• [DATASET CONTENT]:

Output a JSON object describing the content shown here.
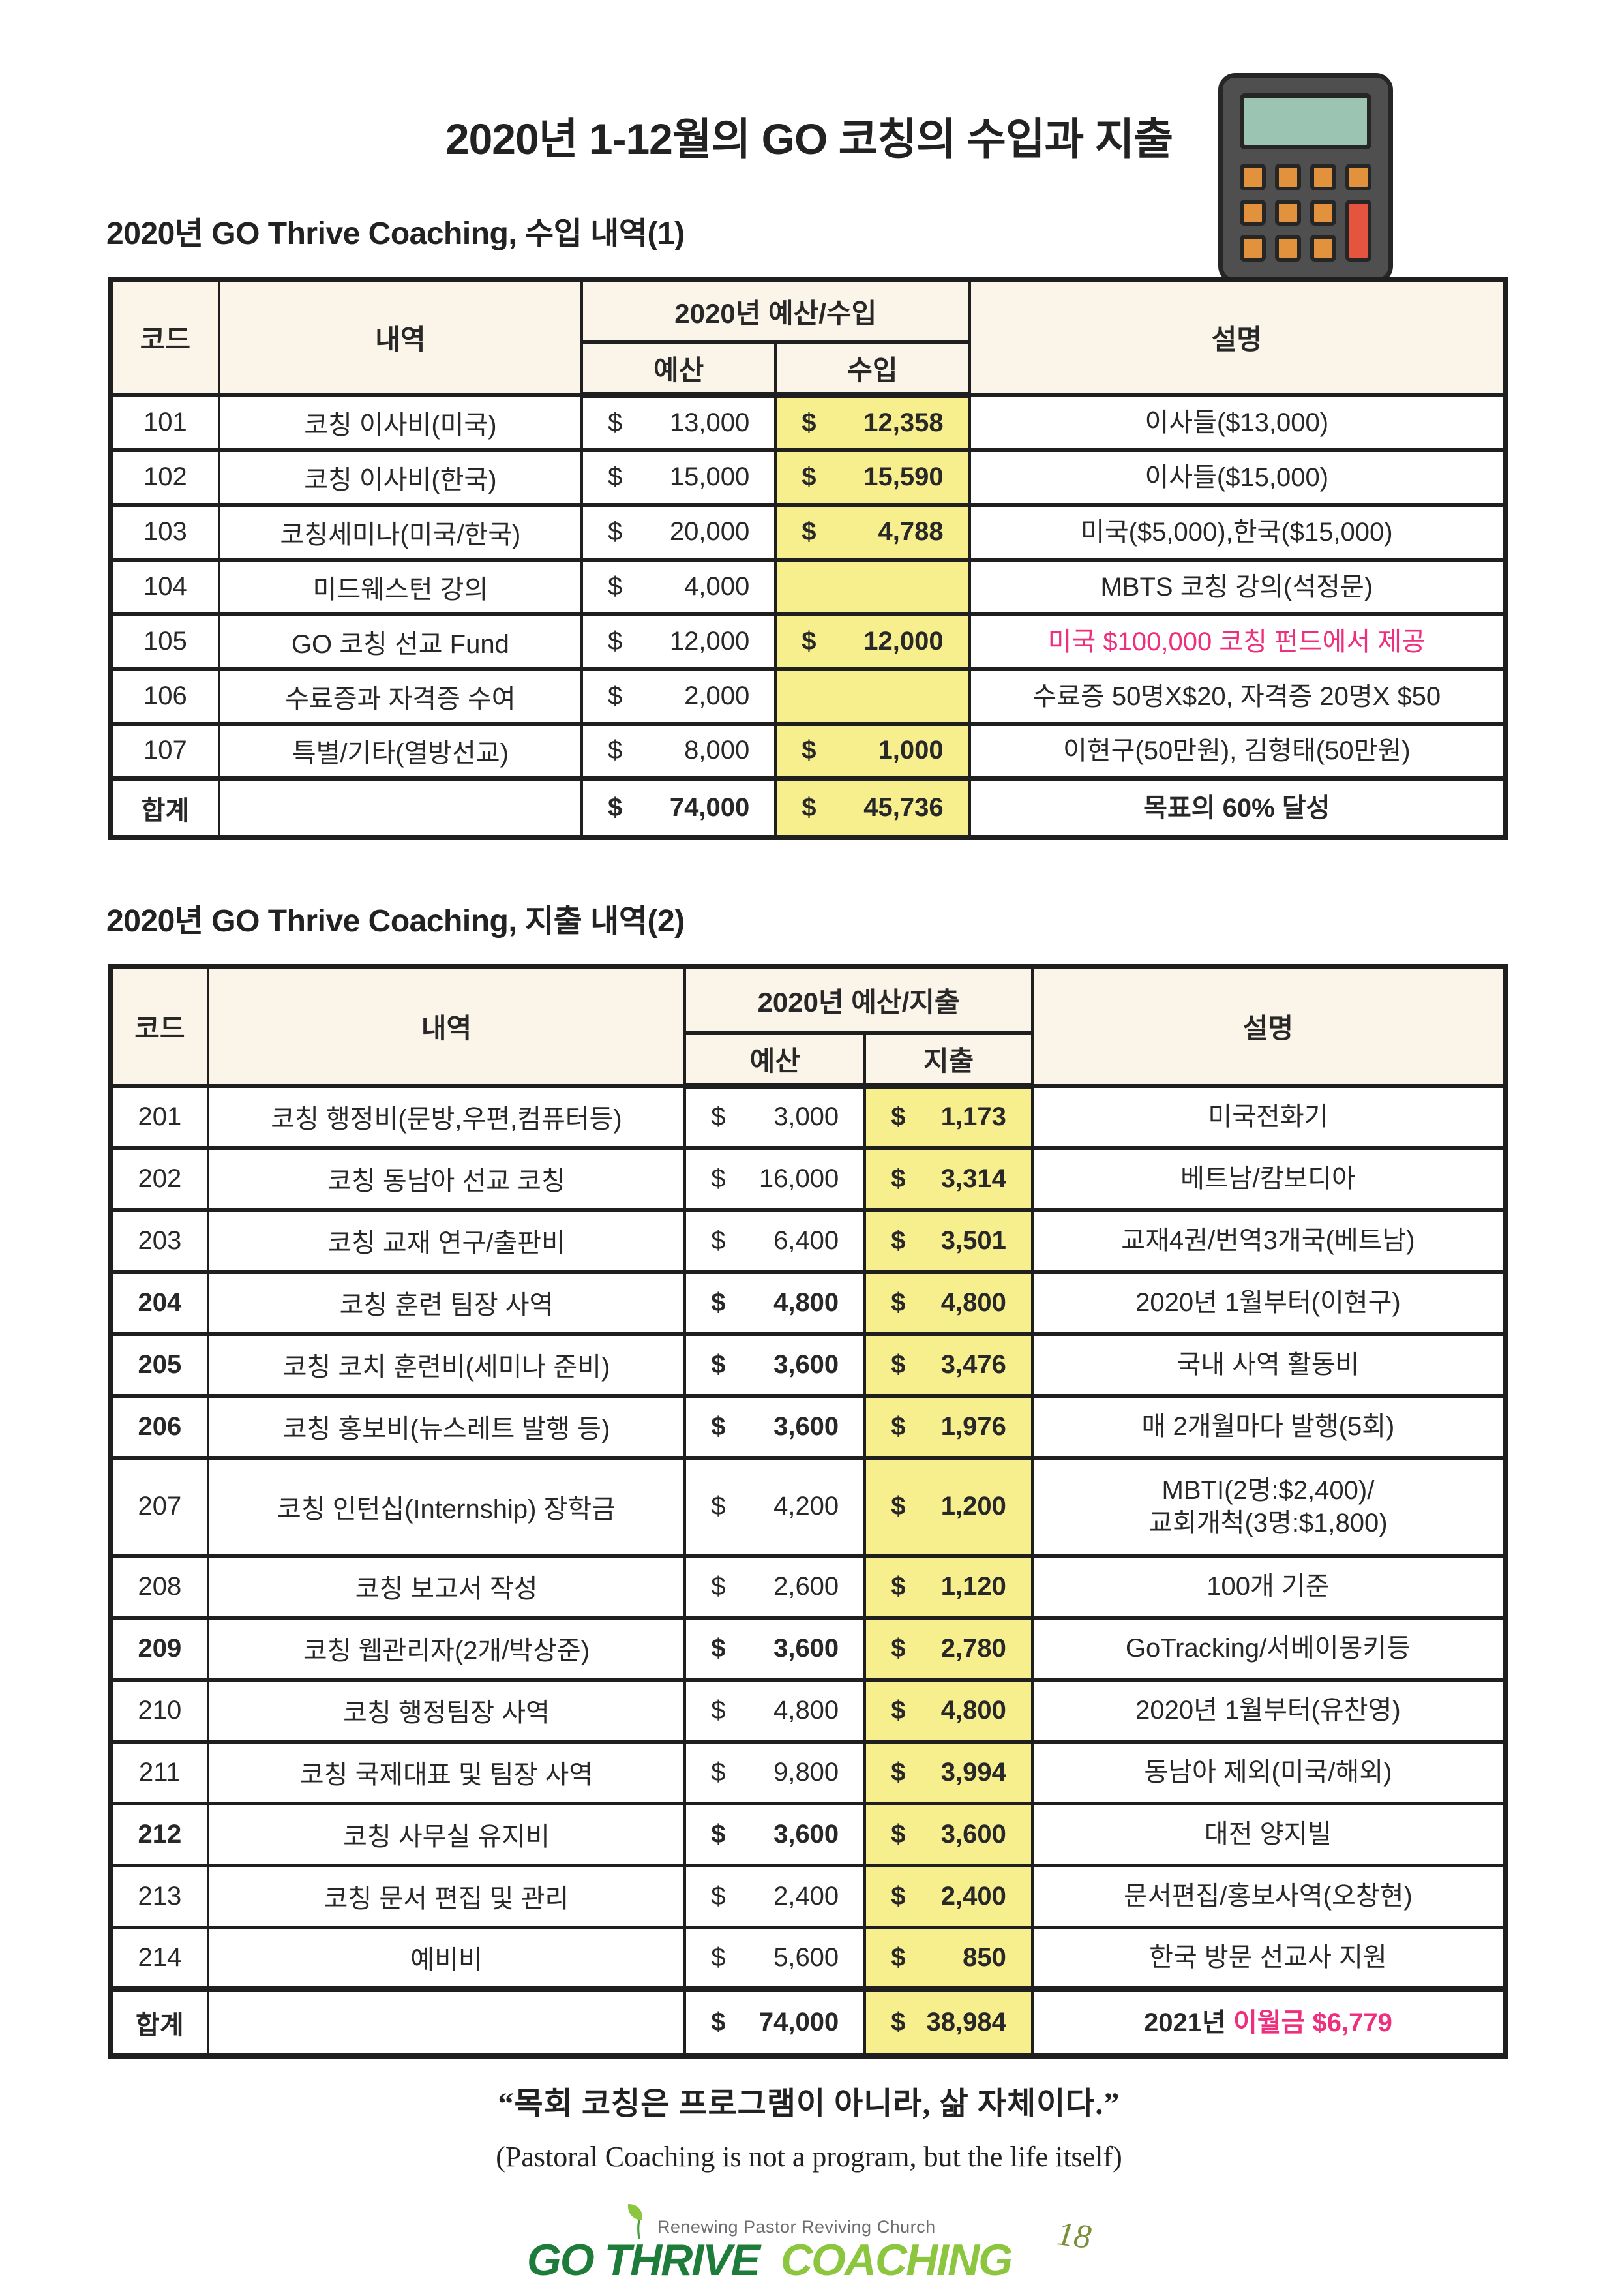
{
  "page": {
    "title": "2020년 1-12월의 GO 코칭의 수입과 지출",
    "page_number": "18",
    "title_icon": "calculator-icon"
  },
  "colors": {
    "header_cream": "#fbf4e9",
    "highlight_yellow": "#f7ef8e",
    "accent_pink": "#ee2f7d",
    "table_border": "#1f1f1f",
    "logo_dark_green": "#1d7c39",
    "logo_light_green": "#8cc63f",
    "calc_body": "#4f4f4f",
    "calc_display": "#9cc4b2",
    "calc_key_orange": "#e2913d",
    "calc_key_red": "#e4543e"
  },
  "income_table": {
    "section_title": "2020년 GO Thrive Coaching, 수입 내역(1)",
    "headers": {
      "code": "코드",
      "item": "내역",
      "group": "2020년 예산/수입",
      "budget": "예산",
      "actual": "수입",
      "description": "설명"
    },
    "rows": [
      {
        "code": "101",
        "item": "코칭 이사비(미국)",
        "budget": "$ 13,000",
        "actual": "$ 12,358",
        "desc": "이사들($13,000)"
      },
      {
        "code": "102",
        "item": "코칭 이사비(한국)",
        "budget": "$ 15,000",
        "actual": "$ 15,590",
        "desc": "이사들($15,000)"
      },
      {
        "code": "103",
        "item": "코칭세미나(미국/한국)",
        "budget": "$ 20,000",
        "actual": "$ 4,788",
        "desc": "미국($5,000),한국($15,000)"
      },
      {
        "code": "104",
        "item": "미드웨스턴 강의",
        "budget": "$ 4,000",
        "actual": "",
        "desc": "MBTS 코칭 강의(석정문)"
      },
      {
        "code": "105",
        "item": "GO 코칭 선교 Fund",
        "budget": "$ 12,000",
        "actual": "$ 12,000",
        "desc": "미국 $100,000 코칭 펀드에서 제공",
        "pink": true
      },
      {
        "code": "106",
        "item": "수료증과 자격증 수여",
        "budget": "$ 2,000",
        "actual": "",
        "desc": "수료증 50명X$20, 자격증 20명X $50"
      },
      {
        "code": "107",
        "item": "특별/기타(열방선교)",
        "budget": "$ 8,000",
        "actual": "$ 1,000",
        "desc": "이현구(50만원), 김형태(50만원)"
      }
    ],
    "total": {
      "code": "합계",
      "item": "",
      "budget": "$ 74,000",
      "actual": "$ 45,736",
      "desc": "목표의 60% 달성"
    }
  },
  "expense_table": {
    "section_title": "2020년 GO Thrive Coaching, 지출 내역(2)",
    "headers": {
      "code": "코드",
      "item": "내역",
      "group": "2020년 예산/지출",
      "budget": "예산",
      "actual": "지출",
      "description": "설명"
    },
    "rows": [
      {
        "code": "201",
        "item": "코칭 행정비(문방,우편,컴퓨터등)",
        "budget": "$ 3,000",
        "actual": "$ 1,173",
        "desc": "미국전화기"
      },
      {
        "code": "202",
        "item": "코칭 동남아 선교 코칭",
        "budget": "$ 16,000",
        "actual": "$ 3,314",
        "desc": "베트남/캄보디아"
      },
      {
        "code": "203",
        "item": "코칭 교재 연구/출판비",
        "budget": "$ 6,400",
        "actual": "$ 3,501",
        "desc": "교재4권/번역3개국(베트남)"
      },
      {
        "code": "204",
        "item": "코칭 훈련 팀장 사역",
        "budget": "$ 4,800",
        "actual": "$ 4,800",
        "desc": "2020년 1월부터(이현구)",
        "bold": true
      },
      {
        "code": "205",
        "item": "코칭 코치 훈련비(세미나 준비)",
        "budget": "$ 3,600",
        "actual": "$ 3,476",
        "desc": "국내 사역 활동비",
        "bold": true
      },
      {
        "code": "206",
        "item": "코칭 홍보비(뉴스레트 발행 등)",
        "budget": "$ 3,600",
        "actual": "$ 1,976",
        "desc": "매 2개월마다 발행(5회)",
        "bold": true
      },
      {
        "code": "207",
        "item": "코칭 인턴십(Internship) 장학금",
        "budget": "$ 4,200",
        "actual": "$ 1,200",
        "desc": "MBTI(2명:$2,400)/\n교회개척(3명:$1,800)",
        "tall": true
      },
      {
        "code": "208",
        "item": "코칭 보고서 작성",
        "budget": "$ 2,600",
        "actual": "$ 1,120",
        "desc": "100개 기준"
      },
      {
        "code": "209",
        "item": "코칭 웹관리자(2개/박상준)",
        "budget": "$ 3,600",
        "actual": "$ 2,780",
        "desc": "GoTracking/서베이몽키등",
        "bold": true
      },
      {
        "code": "210",
        "item": "코칭 행정팀장 사역",
        "budget": "$ 4,800",
        "actual": "$ 4,800",
        "desc": "2020년 1월부터(유찬영)"
      },
      {
        "code": "211",
        "item": "코칭 국제대표 및 팀장 사역",
        "budget": "$ 9,800",
        "actual": "$ 3,994",
        "desc": "동남아 제외(미국/해외)"
      },
      {
        "code": "212",
        "item": "코칭 사무실 유지비",
        "budget": "$ 3,600",
        "actual": "$ 3,600",
        "desc": "대전 양지빌",
        "bold": true
      },
      {
        "code": "213",
        "item": "코칭 문서 편집 및 관리",
        "budget": "$ 2,400",
        "actual": "$ 2,400",
        "desc": "문서편집/홍보사역(오창현)"
      },
      {
        "code": "214",
        "item": "예비비",
        "budget": "$ 5,600",
        "actual": "$ 850",
        "desc": "한국 방문 선교사 지원"
      }
    ],
    "total": {
      "code": "합계",
      "item": "",
      "budget": "$ 74,000",
      "actual": "$ 38,984",
      "desc_black": "2021년 ",
      "desc_pink": "이월금 $6,779"
    }
  },
  "quote": {
    "korean": "“목회 코칭은 프로그램이 아니라, 삶 자체이다.”",
    "english": "(Pastoral Coaching is not a program, but the life itself)"
  },
  "logo": {
    "tagline": "Renewing Pastor Reviving Church",
    "name_primary": "GO THRIVE",
    "name_secondary": "COACHING",
    "leaf_icon": "leaf-icon"
  }
}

• [SET TASK]:
Restate the listing above word for word, and skip the pictures.

• [EXERCISE SOLUTION]:
Output a JSON object describing the content shown here.
{
  "page": {
    "title": "2020년 1-12월의 GO 코칭의 수입과 지출",
    "page_number": "18",
    "title_icon": "calculator-icon"
  },
  "colors": {
    "header_cream": "#fbf4e9",
    "highlight_yellow": "#f7ef8e",
    "accent_pink": "#ee2f7d",
    "table_border": "#1f1f1f",
    "logo_dark_green": "#1d7c39",
    "logo_light_green": "#8cc63f",
    "calc_body": "#4f4f4f",
    "calc_display": "#9cc4b2",
    "calc_key_orange": "#e2913d",
    "calc_key_red": "#e4543e"
  },
  "income_table": {
    "section_title": "2020년 GO Thrive Coaching, 수입 내역(1)",
    "headers": {
      "code": "코드",
      "item": "내역",
      "group": "2020년 예산/수입",
      "budget": "예산",
      "actual": "수입",
      "description": "설명"
    },
    "rows": [
      {
        "code": "101",
        "item": "코칭 이사비(미국)",
        "budget": "$ 13,000",
        "actual": "$ 12,358",
        "desc": "이사들($13,000)"
      },
      {
        "code": "102",
        "item": "코칭 이사비(한국)",
        "budget": "$ 15,000",
        "actual": "$ 15,590",
        "desc": "이사들($15,000)"
      },
      {
        "code": "103",
        "item": "코칭세미나(미국/한국)",
        "budget": "$ 20,000",
        "actual": "$ 4,788",
        "desc": "미국($5,000),한국($15,000)"
      },
      {
        "code": "104",
        "item": "미드웨스턴 강의",
        "budget": "$ 4,000",
        "actual": "",
        "desc": "MBTS 코칭 강의(석정문)"
      },
      {
        "code": "105",
        "item": "GO 코칭 선교 Fund",
        "budget": "$ 12,000",
        "actual": "$ 12,000",
        "desc": "미국 $100,000 코칭 펀드에서 제공",
        "pink": true
      },
      {
        "code": "106",
        "item": "수료증과 자격증 수여",
        "budget": "$ 2,000",
        "actual": "",
        "desc": "수료증 50명X$20, 자격증 20명X $50"
      },
      {
        "code": "107",
        "item": "특별/기타(열방선교)",
        "budget": "$ 8,000",
        "actual": "$ 1,000",
        "desc": "이현구(50만원), 김형태(50만원)"
      }
    ],
    "total": {
      "code": "합계",
      "item": "",
      "budget": "$ 74,000",
      "actual": "$ 45,736",
      "desc": "목표의 60% 달성"
    }
  },
  "expense_table": {
    "section_title": "2020년 GO Thrive Coaching, 지출 내역(2)",
    "headers": {
      "code": "코드",
      "item": "내역",
      "group": "2020년 예산/지출",
      "budget": "예산",
      "actual": "지출",
      "description": "설명"
    },
    "rows": [
      {
        "code": "201",
        "item": "코칭 행정비(문방,우편,컴퓨터등)",
        "budget": "$ 3,000",
        "actual": "$ 1,173",
        "desc": "미국전화기"
      },
      {
        "code": "202",
        "item": "코칭 동남아 선교 코칭",
        "budget": "$ 16,000",
        "actual": "$ 3,314",
        "desc": "베트남/캄보디아"
      },
      {
        "code": "203",
        "item": "코칭 교재 연구/출판비",
        "budget": "$ 6,400",
        "actual": "$ 3,501",
        "desc": "교재4권/번역3개국(베트남)"
      },
      {
        "code": "204",
        "item": "코칭 훈련 팀장 사역",
        "budget": "$ 4,800",
        "actual": "$ 4,800",
        "desc": "2020년 1월부터(이현구)",
        "bold": true
      },
      {
        "code": "205",
        "item": "코칭 코치 훈련비(세미나 준비)",
        "budget": "$ 3,600",
        "actual": "$ 3,476",
        "desc": "국내 사역 활동비",
        "bold": true
      },
      {
        "code": "206",
        "item": "코칭 홍보비(뉴스레트 발행 등)",
        "budget": "$ 3,600",
        "actual": "$ 1,976",
        "desc": "매 2개월마다 발행(5회)",
        "bold": true
      },
      {
        "code": "207",
        "item": "코칭 인턴십(Internship) 장학금",
        "budget": "$ 4,200",
        "actual": "$ 1,200",
        "desc": "MBTI(2명:$2,400)/\n교회개척(3명:$1,800)",
        "tall": true
      },
      {
        "code": "208",
        "item": "코칭 보고서 작성",
        "budget": "$ 2,600",
        "actual": "$ 1,120",
        "desc": "100개 기준"
      },
      {
        "code": "209",
        "item": "코칭 웹관리자(2개/박상준)",
        "budget": "$ 3,600",
        "actual": "$ 2,780",
        "desc": "GoTracking/서베이몽키등",
        "bold": true
      },
      {
        "code": "210",
        "item": "코칭 행정팀장 사역",
        "budget": "$ 4,800",
        "actual": "$ 4,800",
        "desc": "2020년 1월부터(유찬영)"
      },
      {
        "code": "211",
        "item": "코칭 국제대표 및 팀장 사역",
        "budget": "$ 9,800",
        "actual": "$ 3,994",
        "desc": "동남아 제외(미국/해외)"
      },
      {
        "code": "212",
        "item": "코칭 사무실 유지비",
        "budget": "$ 3,600",
        "actual": "$ 3,600",
        "desc": "대전 양지빌",
        "bold": true
      },
      {
        "code": "213",
        "item": "코칭 문서 편집 및 관리",
        "budget": "$ 2,400",
        "actual": "$ 2,400",
        "desc": "문서편집/홍보사역(오창현)"
      },
      {
        "code": "214",
        "item": "예비비",
        "budget": "$ 5,600",
        "actual": "$ 850",
        "desc": "한국 방문 선교사 지원"
      }
    ],
    "total": {
      "code": "합계",
      "item": "",
      "budget": "$ 74,000",
      "actual": "$ 38,984",
      "desc_black": "2021년 ",
      "desc_pink": "이월금 $6,779"
    }
  },
  "quote": {
    "korean": "“목회 코칭은 프로그램이 아니라, 삶 자체이다.”",
    "english": "(Pastoral Coaching is not a program, but the life itself)"
  },
  "logo": {
    "tagline": "Renewing Pastor Reviving Church",
    "name_primary": "GO THRIVE",
    "name_secondary": "COACHING",
    "leaf_icon": "leaf-icon"
  }
}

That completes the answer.